[Some records]
*****

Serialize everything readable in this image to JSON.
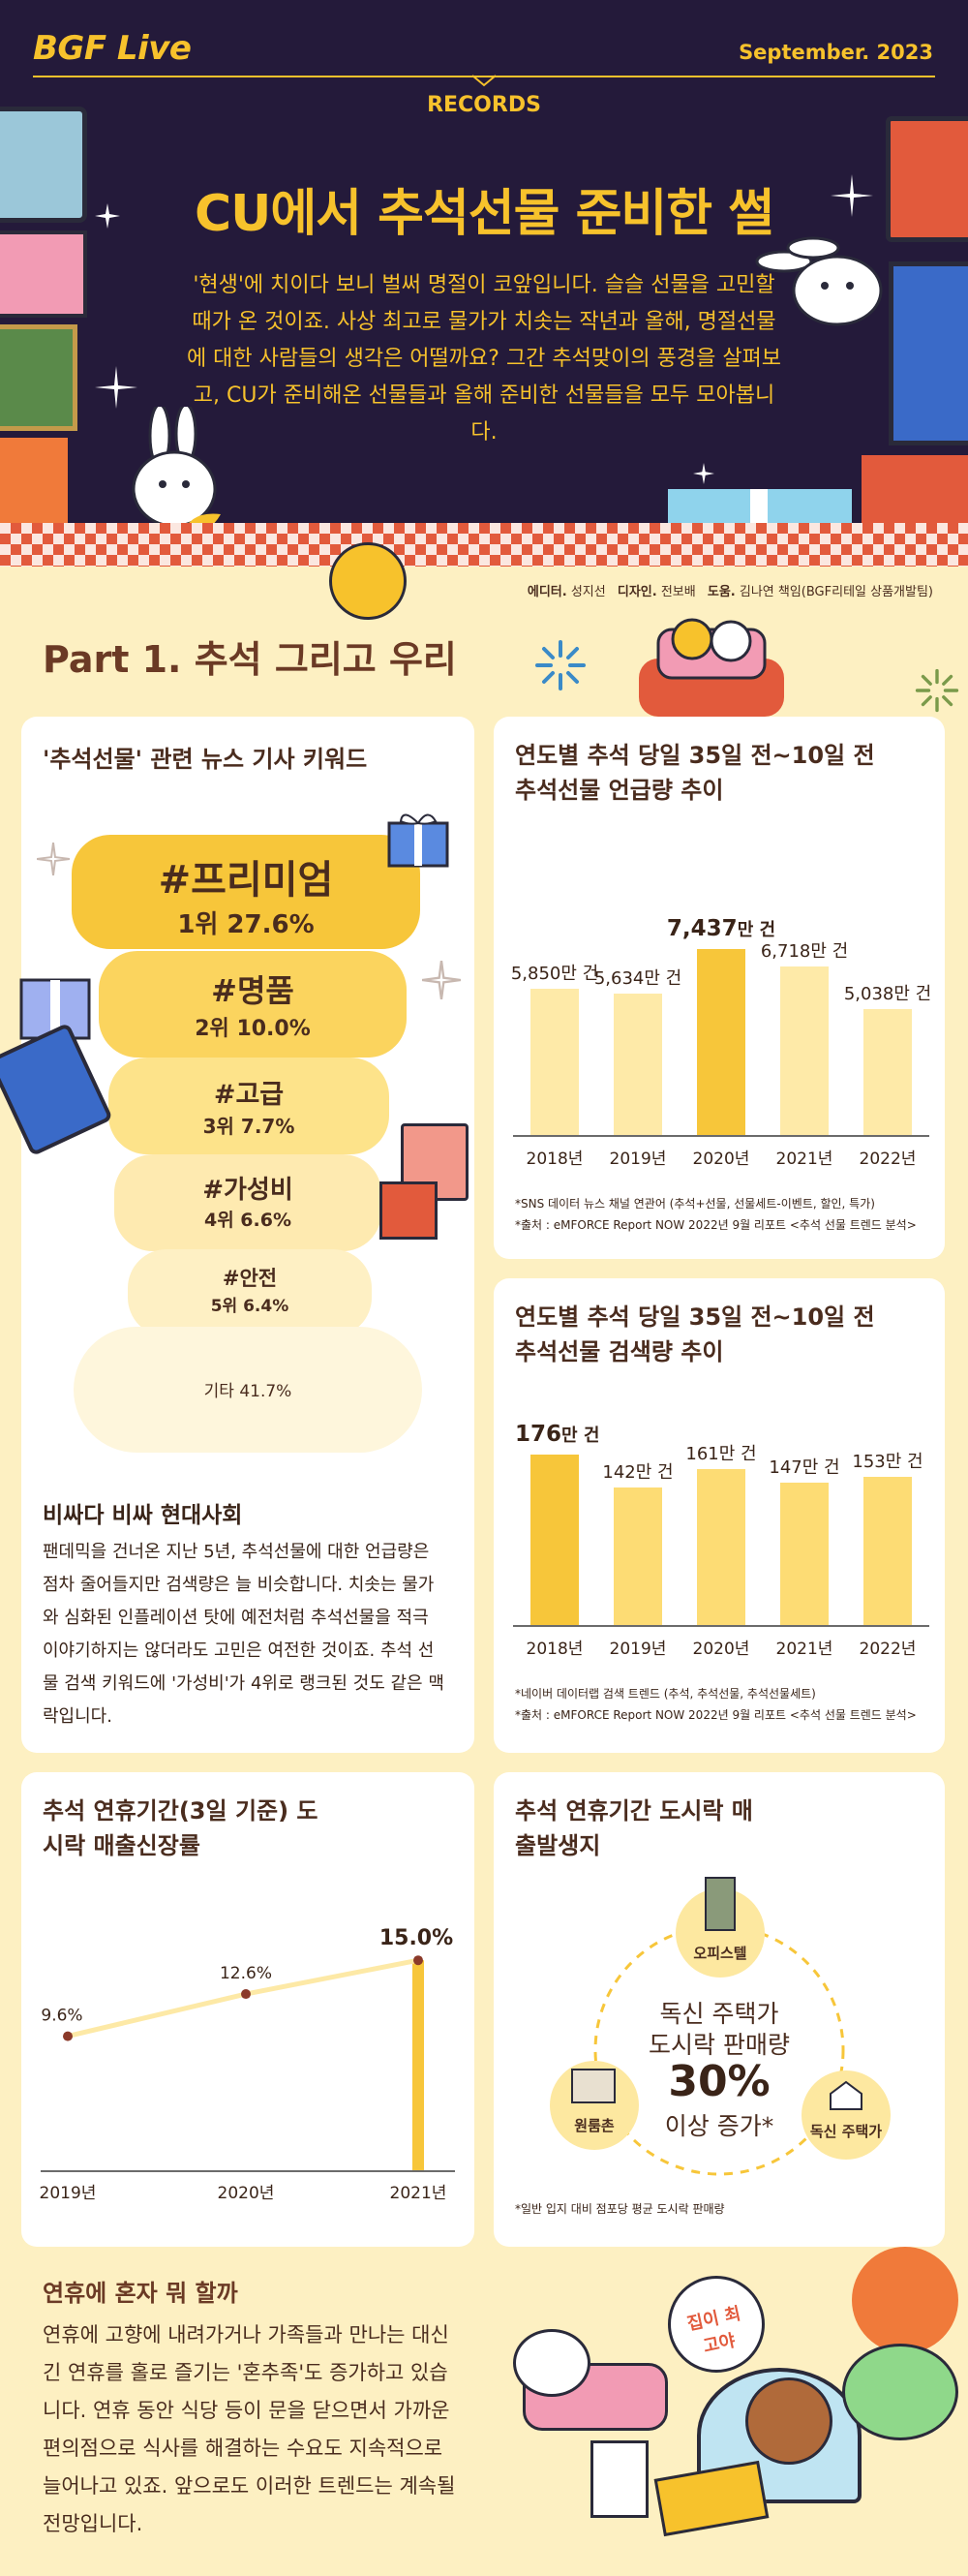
{
  "header": {
    "brand": "BGF Live",
    "issue_date": "September.  2023",
    "section": "RECORDS",
    "title": "CU에서 추석선물 준비한 썰",
    "intro": "'현생'에 치이다 보니 벌써 명절이 코앞입니다. 슬슬 선물을 고민할 때가 온 것이죠. 사상 최고로 물가가 치솟는 작년과 올해, 명절선물에 대한 사람들의 생각은 어떨까요? 그간 추석맞이의 풍경을 살펴보고, CU가 준비해온 선물들과 올해 준비한 선물들을 모두 모아봅니다."
  },
  "credits": {
    "editor_label": "에디터.",
    "editor": "성지선",
    "designer_label": "디자인.",
    "designer": "전보배",
    "help_label": "도움.",
    "help": "김나연 책임(BGF리테일 상품개발팀)"
  },
  "part_title": "Part 1. 추석 그리고 우리",
  "keywords_card": {
    "title": "'추석선물' 관련 뉴스 기사 키워드",
    "keywords": [
      {
        "name": "#프리미엄",
        "rank": "1위 27.6%"
      },
      {
        "name": "#명품",
        "rank": "2위 10.0%"
      },
      {
        "name": "#고급",
        "rank": "3위 7.7%"
      },
      {
        "name": "#가성비",
        "rank": "4위 6.6%"
      },
      {
        "name": "#안전",
        "rank": "5위 6.4%"
      },
      {
        "name": "기타 41.7%",
        "rank": ""
      }
    ],
    "subhead": "비싸다 비싸 현대사회",
    "body": "팬데믹을 건너온 지난 5년, 추석선물에 대한 언급량은 점차 줄어들지만 검색량은 늘 비슷합니다. 치솟는 물가와 심화된 인플레이션 탓에 예전처럼 추석선물을 적극 이야기하지는 않더라도 고민은 여전한 것이죠. 추석 선물 검색 키워드에 '가성비'가 4위로 랭크된 것도 같은 맥락입니다."
  },
  "chart_data": [
    {
      "type": "bar",
      "title": "연도별 추석 당일 35일 전~10일 전 추석선물 언급량 추이",
      "categories": [
        "2018년",
        "2019년",
        "2020년",
        "2021년",
        "2022년"
      ],
      "values": [
        5850,
        5634,
        7437,
        6718,
        5038
      ],
      "labels": [
        "5,850만 건",
        "5,634만 건",
        "7,437",
        "6,718만 건",
        "5,038만 건"
      ],
      "highlight_unit": "만 건",
      "highlight_index": 2,
      "ylim": [
        0,
        8000
      ],
      "colors": {
        "bar": "#feeaa8",
        "highlight": "#f7c63a"
      },
      "notes": [
        "*SNS 데이터 뉴스 채널 연관어 (추석+선물, 선물세트-이벤트, 할인, 특가)",
        "*출처 : eMFORCE Report NOW 2022년 9월 리포트 <추석 선물 트렌드 분석>"
      ]
    },
    {
      "type": "bar",
      "title": "연도별 추석 당일 35일 전~10일 전 추석선물 검색량 추이",
      "categories": [
        "2018년",
        "2019년",
        "2020년",
        "2021년",
        "2022년"
      ],
      "values": [
        176,
        142,
        161,
        147,
        153
      ],
      "labels": [
        "176",
        "142만 건",
        "161만 건",
        "147만 건",
        "153만 건"
      ],
      "highlight_unit": "만 건",
      "highlight_index": 0,
      "ylim": [
        0,
        200
      ],
      "colors": {
        "bar": "#fddc74",
        "highlight": "#f7c63a"
      },
      "notes": [
        "*네이버 데이터랩 검색 트렌드 (추석, 추석선물, 추석선물세트)",
        "*출처 : eMFORCE Report NOW 2022년 9월 리포트 <추석 선물 트렌드 분석>"
      ]
    },
    {
      "type": "line",
      "title": "추석 연휴기간(3일 기준) 도시락 매출신장률",
      "categories": [
        "2019년",
        "2020년",
        "2021년"
      ],
      "values": [
        9.6,
        12.6,
        15.0
      ],
      "labels": [
        "9.6%",
        "12.6%",
        "15.0%"
      ],
      "highlight_index": 2,
      "ylim": [
        0,
        16
      ],
      "colors": {
        "line": "#fde9a6",
        "point": "#8b3a2a",
        "highlight": "#f7c63a"
      }
    }
  ],
  "location_card": {
    "title": "추석 연휴기간 도시락 매출발생지",
    "places": [
      "오피스텔",
      "원룸촌",
      "독신 주택가"
    ],
    "center_line1": "독신 주택가",
    "center_line2": "도시락 판매량",
    "center_value": "30%",
    "center_line3": "이상 증가*",
    "note": "*일반 입지 대비 점포당 평균 도시락 판매량"
  },
  "holiday": {
    "head": "연휴에 혼자 뭐 할까",
    "body": "연휴에 고향에 내려가거나 가족들과 만나는 대신 긴 연휴를 홀로 즐기는 '혼추족'도 증가하고 있습니다. 연휴 동안 식당 등이 문을 닫으면서 가까운 편의점으로 식사를 해결하는 수요도 지속적으로 늘어나고 있죠. 앞으로도 이러한 트렌드는 계속될 전망입니다.",
    "bubble_text": "집이 최고야"
  }
}
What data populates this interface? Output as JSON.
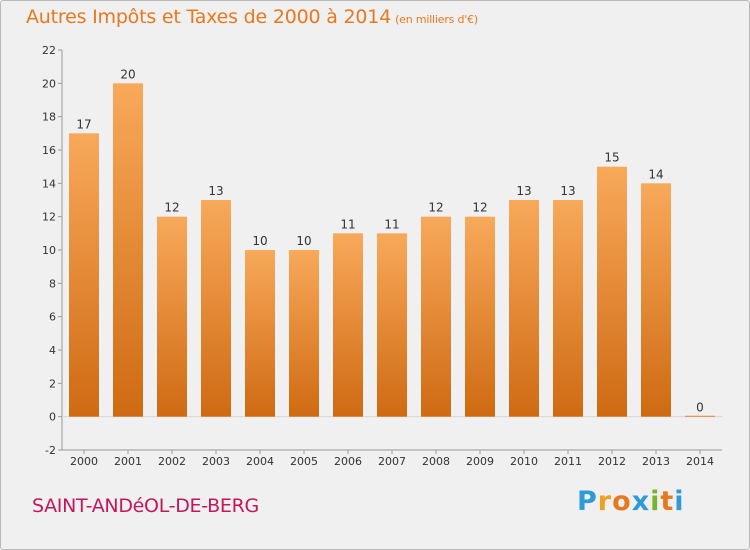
{
  "chart_data": {
    "type": "bar",
    "title": "Autres Impôts et Taxes de 2000 à 2014",
    "unit": "(en milliers d'€)",
    "categories": [
      "2000",
      "2001",
      "2002",
      "2003",
      "2004",
      "2005",
      "2006",
      "2007",
      "2008",
      "2009",
      "2010",
      "2011",
      "2012",
      "2013",
      "2014"
    ],
    "values": [
      17,
      20,
      12,
      13,
      10,
      10,
      11,
      11,
      12,
      12,
      13,
      13,
      15,
      14,
      0
    ],
    "ylim": [
      -2,
      22
    ],
    "yticks": [
      -2,
      0,
      2,
      4,
      6,
      8,
      10,
      12,
      14,
      16,
      18,
      20,
      22
    ],
    "grid": false,
    "bar_color": "#f0922e"
  },
  "town": "SAINT-ANDéOL-DE-BERG",
  "logo": {
    "letters": [
      "P",
      "r",
      "o",
      "x",
      "i",
      "t",
      "i"
    ],
    "colors": [
      "#2e9ad6",
      "#f0a020",
      "#e8781e",
      "#2e9ad6",
      "#7ab32e",
      "#e8781e",
      "#2e9ad6"
    ]
  }
}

*****

(The task)
Copy the whole of the material above exactly, but not its images.

(Result of the exercise)
Serialize everything readable in this image to JSON.
{
  "header": {
    "brand": "BGF Live",
    "issue_date": "September.  2023",
    "section": "RECORDS",
    "title": "CU에서 추석선물 준비한 썰",
    "intro": "'현생'에 치이다 보니 벌써 명절이 코앞입니다. 슬슬 선물을 고민할 때가 온 것이죠. 사상 최고로 물가가 치솟는 작년과 올해, 명절선물에 대한 사람들의 생각은 어떨까요? 그간 추석맞이의 풍경을 살펴보고, CU가 준비해온 선물들과 올해 준비한 선물들을 모두 모아봅니다."
  },
  "credits": {
    "editor_label": "에디터.",
    "editor": "성지선",
    "designer_label": "디자인.",
    "designer": "전보배",
    "help_label": "도움.",
    "help": "김나연 책임(BGF리테일 상품개발팀)"
  },
  "part_title": "Part 1. 추석 그리고 우리",
  "keywords_card": {
    "title": "'추석선물' 관련 뉴스 기사 키워드",
    "keywords": [
      {
        "name": "#프리미엄",
        "rank": "1위 27.6%"
      },
      {
        "name": "#명품",
        "rank": "2위 10.0%"
      },
      {
        "name": "#고급",
        "rank": "3위 7.7%"
      },
      {
        "name": "#가성비",
        "rank": "4위 6.6%"
      },
      {
        "name": "#안전",
        "rank": "5위 6.4%"
      },
      {
        "name": "기타 41.7%",
        "rank": ""
      }
    ],
    "subhead": "비싸다 비싸 현대사회",
    "body": "팬데믹을 건너온 지난 5년, 추석선물에 대한 언급량은 점차 줄어들지만 검색량은 늘 비슷합니다. 치솟는 물가와 심화된 인플레이션 탓에 예전처럼 추석선물을 적극 이야기하지는 않더라도 고민은 여전한 것이죠. 추석 선물 검색 키워드에 '가성비'가 4위로 랭크된 것도 같은 맥락입니다."
  },
  "chart_data": [
    {
      "type": "bar",
      "title": "연도별 추석 당일 35일 전~10일 전 추석선물 언급량 추이",
      "categories": [
        "2018년",
        "2019년",
        "2020년",
        "2021년",
        "2022년"
      ],
      "values": [
        5850,
        5634,
        7437,
        6718,
        5038
      ],
      "labels": [
        "5,850만 건",
        "5,634만 건",
        "7,437",
        "6,718만 건",
        "5,038만 건"
      ],
      "highlight_unit": "만 건",
      "highlight_index": 2,
      "ylim": [
        0,
        8000
      ],
      "colors": {
        "bar": "#feeaa8",
        "highlight": "#f7c63a"
      },
      "notes": [
        "*SNS 데이터 뉴스 채널 연관어 (추석+선물, 선물세트-이벤트, 할인, 특가)",
        "*출처 : eMFORCE Report NOW 2022년 9월 리포트 <추석 선물 트렌드 분석>"
      ]
    },
    {
      "type": "bar",
      "title": "연도별 추석 당일 35일 전~10일 전 추석선물 검색량 추이",
      "categories": [
        "2018년",
        "2019년",
        "2020년",
        "2021년",
        "2022년"
      ],
      "values": [
        176,
        142,
        161,
        147,
        153
      ],
      "labels": [
        "176",
        "142만 건",
        "161만 건",
        "147만 건",
        "153만 건"
      ],
      "highlight_unit": "만 건",
      "highlight_index": 0,
      "ylim": [
        0,
        200
      ],
      "colors": {
        "bar": "#fddc74",
        "highlight": "#f7c63a"
      },
      "notes": [
        "*네이버 데이터랩 검색 트렌드 (추석, 추석선물, 추석선물세트)",
        "*출처 : eMFORCE Report NOW 2022년 9월 리포트 <추석 선물 트렌드 분석>"
      ]
    },
    {
      "type": "line",
      "title": "추석 연휴기간(3일 기준) 도시락 매출신장률",
      "categories": [
        "2019년",
        "2020년",
        "2021년"
      ],
      "values": [
        9.6,
        12.6,
        15.0
      ],
      "labels": [
        "9.6%",
        "12.6%",
        "15.0%"
      ],
      "highlight_index": 2,
      "ylim": [
        0,
        16
      ],
      "colors": {
        "line": "#fde9a6",
        "point": "#8b3a2a",
        "highlight": "#f7c63a"
      }
    }
  ],
  "location_card": {
    "title": "추석 연휴기간 도시락 매출발생지",
    "places": [
      "오피스텔",
      "원룸촌",
      "독신 주택가"
    ],
    "center_line1": "독신 주택가",
    "center_line2": "도시락 판매량",
    "center_value": "30%",
    "center_line3": "이상 증가*",
    "note": "*일반 입지 대비 점포당 평균 도시락 판매량"
  },
  "holiday": {
    "head": "연휴에 혼자 뭐 할까",
    "body": "연휴에 고향에 내려가거나 가족들과 만나는 대신 긴 연휴를 홀로 즐기는 '혼추족'도 증가하고 있습니다. 연휴 동안 식당 등이 문을 닫으면서 가까운 편의점으로 식사를 해결하는 수요도 지속적으로 늘어나고 있죠. 앞으로도 이러한 트렌드는 계속될 전망입니다.",
    "bubble_text": "집이 최고야"
  }
}
What data populates this interface? Output as JSON.
{
  "chart_data": {
    "type": "bar",
    "title": "Autres Impôts et Taxes de 2000 à 2014",
    "unit": "(en milliers d'€)",
    "categories": [
      "2000",
      "2001",
      "2002",
      "2003",
      "2004",
      "2005",
      "2006",
      "2007",
      "2008",
      "2009",
      "2010",
      "2011",
      "2012",
      "2013",
      "2014"
    ],
    "values": [
      17,
      20,
      12,
      13,
      10,
      10,
      11,
      11,
      12,
      12,
      13,
      13,
      15,
      14,
      0
    ],
    "ylim": [
      -2,
      22
    ],
    "yticks": [
      -2,
      0,
      2,
      4,
      6,
      8,
      10,
      12,
      14,
      16,
      18,
      20,
      22
    ],
    "grid": false,
    "bar_color": "#f0922e"
  },
  "town": "SAINT-ANDéOL-DE-BERG",
  "logo": {
    "letters": [
      "P",
      "r",
      "o",
      "x",
      "i",
      "t",
      "i"
    ],
    "colors": [
      "#2e9ad6",
      "#f0a020",
      "#e8781e",
      "#2e9ad6",
      "#7ab32e",
      "#e8781e",
      "#2e9ad6"
    ]
  }
}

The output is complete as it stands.